RECORDS:

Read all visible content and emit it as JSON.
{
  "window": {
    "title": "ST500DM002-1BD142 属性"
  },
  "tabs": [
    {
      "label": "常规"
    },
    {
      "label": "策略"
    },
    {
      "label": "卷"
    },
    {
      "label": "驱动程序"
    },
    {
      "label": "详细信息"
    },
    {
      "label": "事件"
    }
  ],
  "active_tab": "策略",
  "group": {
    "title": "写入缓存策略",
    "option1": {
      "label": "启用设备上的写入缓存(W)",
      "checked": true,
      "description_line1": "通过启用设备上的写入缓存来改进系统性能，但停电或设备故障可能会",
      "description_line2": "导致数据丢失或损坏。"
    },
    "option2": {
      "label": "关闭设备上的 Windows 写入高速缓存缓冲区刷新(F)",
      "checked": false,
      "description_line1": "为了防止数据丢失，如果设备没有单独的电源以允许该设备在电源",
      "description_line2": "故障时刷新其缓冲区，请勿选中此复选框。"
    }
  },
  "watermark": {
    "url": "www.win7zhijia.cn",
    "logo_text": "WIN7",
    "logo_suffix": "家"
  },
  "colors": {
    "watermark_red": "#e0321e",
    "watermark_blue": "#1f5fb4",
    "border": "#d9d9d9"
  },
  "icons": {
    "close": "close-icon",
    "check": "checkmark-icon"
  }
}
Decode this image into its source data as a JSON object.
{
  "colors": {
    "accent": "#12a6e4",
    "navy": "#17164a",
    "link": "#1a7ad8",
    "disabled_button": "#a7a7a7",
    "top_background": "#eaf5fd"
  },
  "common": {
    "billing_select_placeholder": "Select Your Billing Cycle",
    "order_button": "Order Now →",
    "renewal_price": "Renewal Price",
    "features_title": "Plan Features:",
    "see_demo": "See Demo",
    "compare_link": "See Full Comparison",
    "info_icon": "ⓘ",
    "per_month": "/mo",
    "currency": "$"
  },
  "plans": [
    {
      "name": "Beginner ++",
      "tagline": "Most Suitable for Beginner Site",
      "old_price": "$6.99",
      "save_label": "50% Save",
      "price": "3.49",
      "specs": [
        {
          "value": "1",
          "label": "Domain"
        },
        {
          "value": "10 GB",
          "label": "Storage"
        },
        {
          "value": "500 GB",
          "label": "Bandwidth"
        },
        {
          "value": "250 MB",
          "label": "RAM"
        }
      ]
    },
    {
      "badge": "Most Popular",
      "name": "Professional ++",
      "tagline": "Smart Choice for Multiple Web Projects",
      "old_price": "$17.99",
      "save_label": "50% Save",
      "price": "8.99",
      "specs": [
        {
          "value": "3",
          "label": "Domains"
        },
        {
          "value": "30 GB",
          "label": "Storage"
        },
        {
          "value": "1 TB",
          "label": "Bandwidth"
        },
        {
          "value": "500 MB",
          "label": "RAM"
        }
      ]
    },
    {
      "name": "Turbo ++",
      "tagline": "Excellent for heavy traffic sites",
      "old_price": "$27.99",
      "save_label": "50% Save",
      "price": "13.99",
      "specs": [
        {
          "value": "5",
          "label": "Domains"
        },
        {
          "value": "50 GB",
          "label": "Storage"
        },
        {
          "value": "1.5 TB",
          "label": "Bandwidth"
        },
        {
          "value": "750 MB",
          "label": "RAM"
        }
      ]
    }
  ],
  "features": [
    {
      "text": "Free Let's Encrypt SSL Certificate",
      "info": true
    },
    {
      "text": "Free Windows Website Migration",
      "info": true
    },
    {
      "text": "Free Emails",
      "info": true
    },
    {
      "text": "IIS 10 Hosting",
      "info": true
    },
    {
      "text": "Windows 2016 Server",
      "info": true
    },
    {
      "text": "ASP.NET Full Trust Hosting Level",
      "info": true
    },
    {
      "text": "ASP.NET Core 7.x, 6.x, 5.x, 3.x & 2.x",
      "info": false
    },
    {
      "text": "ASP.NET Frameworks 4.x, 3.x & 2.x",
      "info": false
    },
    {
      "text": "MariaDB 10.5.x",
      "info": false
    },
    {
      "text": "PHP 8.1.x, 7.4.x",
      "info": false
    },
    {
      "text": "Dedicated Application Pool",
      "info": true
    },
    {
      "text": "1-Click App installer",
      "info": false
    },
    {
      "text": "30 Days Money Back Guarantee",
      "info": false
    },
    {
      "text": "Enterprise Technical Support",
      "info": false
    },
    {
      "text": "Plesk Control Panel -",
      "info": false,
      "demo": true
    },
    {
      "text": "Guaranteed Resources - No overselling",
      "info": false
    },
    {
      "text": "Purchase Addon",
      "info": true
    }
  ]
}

EXERCISE REQUIREMENTS:
Take the entries and copy them out exactly.

ANSWER TO THIS EXERCISE:
Read all visible content and emit it as JSON.
{
  "window": {
    "title": "ST500DM002-1BD142 属性"
  },
  "tabs": [
    {
      "label": "常规"
    },
    {
      "label": "策略"
    },
    {
      "label": "卷"
    },
    {
      "label": "驱动程序"
    },
    {
      "label": "详细信息"
    },
    {
      "label": "事件"
    }
  ],
  "active_tab": "策略",
  "group": {
    "title": "写入缓存策略",
    "option1": {
      "label": "启用设备上的写入缓存(W)",
      "checked": true,
      "description_line1": "通过启用设备上的写入缓存来改进系统性能，但停电或设备故障可能会",
      "description_line2": "导致数据丢失或损坏。"
    },
    "option2": {
      "label": "关闭设备上的 Windows 写入高速缓存缓冲区刷新(F)",
      "checked": false,
      "description_line1": "为了防止数据丢失，如果设备没有单独的电源以允许该设备在电源",
      "description_line2": "故障时刷新其缓冲区，请勿选中此复选框。"
    }
  },
  "watermark": {
    "url": "www.win7zhijia.cn",
    "logo_text": "WIN7",
    "logo_suffix": "家"
  },
  "colors": {
    "watermark_red": "#e0321e",
    "watermark_blue": "#1f5fb4",
    "border": "#d9d9d9"
  },
  "icons": {
    "close": "close-icon",
    "check": "checkmark-icon"
  }
}
Decode this image into its source data as a JSON object.
{
  "colors": {
    "accent": "#12a6e4",
    "navy": "#17164a",
    "link": "#1a7ad8",
    "disabled_button": "#a7a7a7",
    "top_background": "#eaf5fd"
  },
  "common": {
    "billing_select_placeholder": "Select Your Billing Cycle",
    "order_button": "Order Now →",
    "renewal_price": "Renewal Price",
    "features_title": "Plan Features:",
    "see_demo": "See Demo",
    "compare_link": "See Full Comparison",
    "info_icon": "ⓘ",
    "per_month": "/mo",
    "currency": "$"
  },
  "plans": [
    {
      "name": "Beginner ++",
      "tagline": "Most Suitable for Beginner Site",
      "old_price": "$6.99",
      "save_label": "50% Save",
      "price": "3.49",
      "specs": [
        {
          "value": "1",
          "label": "Domain"
        },
        {
          "value": "10 GB",
          "label": "Storage"
        },
        {
          "value": "500 GB",
          "label": "Bandwidth"
        },
        {
          "value": "250 MB",
          "label": "RAM"
        }
      ]
    },
    {
      "badge": "Most Popular",
      "name": "Professional ++",
      "tagline": "Smart Choice for Multiple Web Projects",
      "old_price": "$17.99",
      "save_label": "50% Save",
      "price": "8.99",
      "specs": [
        {
          "value": "3",
          "label": "Domains"
        },
        {
          "value": "30 GB",
          "label": "Storage"
        },
        {
          "value": "1 TB",
          "label": "Bandwidth"
        },
        {
          "value": "500 MB",
          "label": "RAM"
        }
      ]
    },
    {
      "name": "Turbo ++",
      "tagline": "Excellent for heavy traffic sites",
      "old_price": "$27.99",
      "save_label": "50% Save",
      "price": "13.99",
      "specs": [
        {
          "value": "5",
          "label": "Domains"
        },
        {
          "value": "50 GB",
          "label": "Storage"
        },
        {
          "value": "1.5 TB",
          "label": "Bandwidth"
        },
        {
          "value": "750 MB",
          "label": "RAM"
        }
      ]
    }
  ],
  "features": [
    {
      "text": "Free Let's Encrypt SSL Certificate",
      "info": true
    },
    {
      "text": "Free Windows Website Migration",
      "info": true
    },
    {
      "text": "Free Emails",
      "info": true
    },
    {
      "text": "IIS 10 Hosting",
      "info": true
    },
    {
      "text": "Windows 2016 Server",
      "info": true
    },
    {
      "text": "ASP.NET Full Trust Hosting Level",
      "info": true
    },
    {
      "text": "ASP.NET Core 7.x, 6.x, 5.x, 3.x & 2.x",
      "info": false
    },
    {
      "text": "ASP.NET Frameworks 4.x, 3.x & 2.x",
      "info": false
    },
    {
      "text": "MariaDB 10.5.x",
      "info": false
    },
    {
      "text": "PHP 8.1.x, 7.4.x",
      "info": false
    },
    {
      "text": "Dedicated Application Pool",
      "info": true
    },
    {
      "text": "1-Click App installer",
      "info": false
    },
    {
      "text": "30 Days Money Back Guarantee",
      "info": false
    },
    {
      "text": "Enterprise Technical Support",
      "info": false
    },
    {
      "text": "Plesk Control Panel -",
      "info": false,
      "demo": true
    },
    {
      "text": "Guaranteed Resources - No overselling",
      "info": false
    },
    {
      "text": "Purchase Addon",
      "info": true
    }
  ]
}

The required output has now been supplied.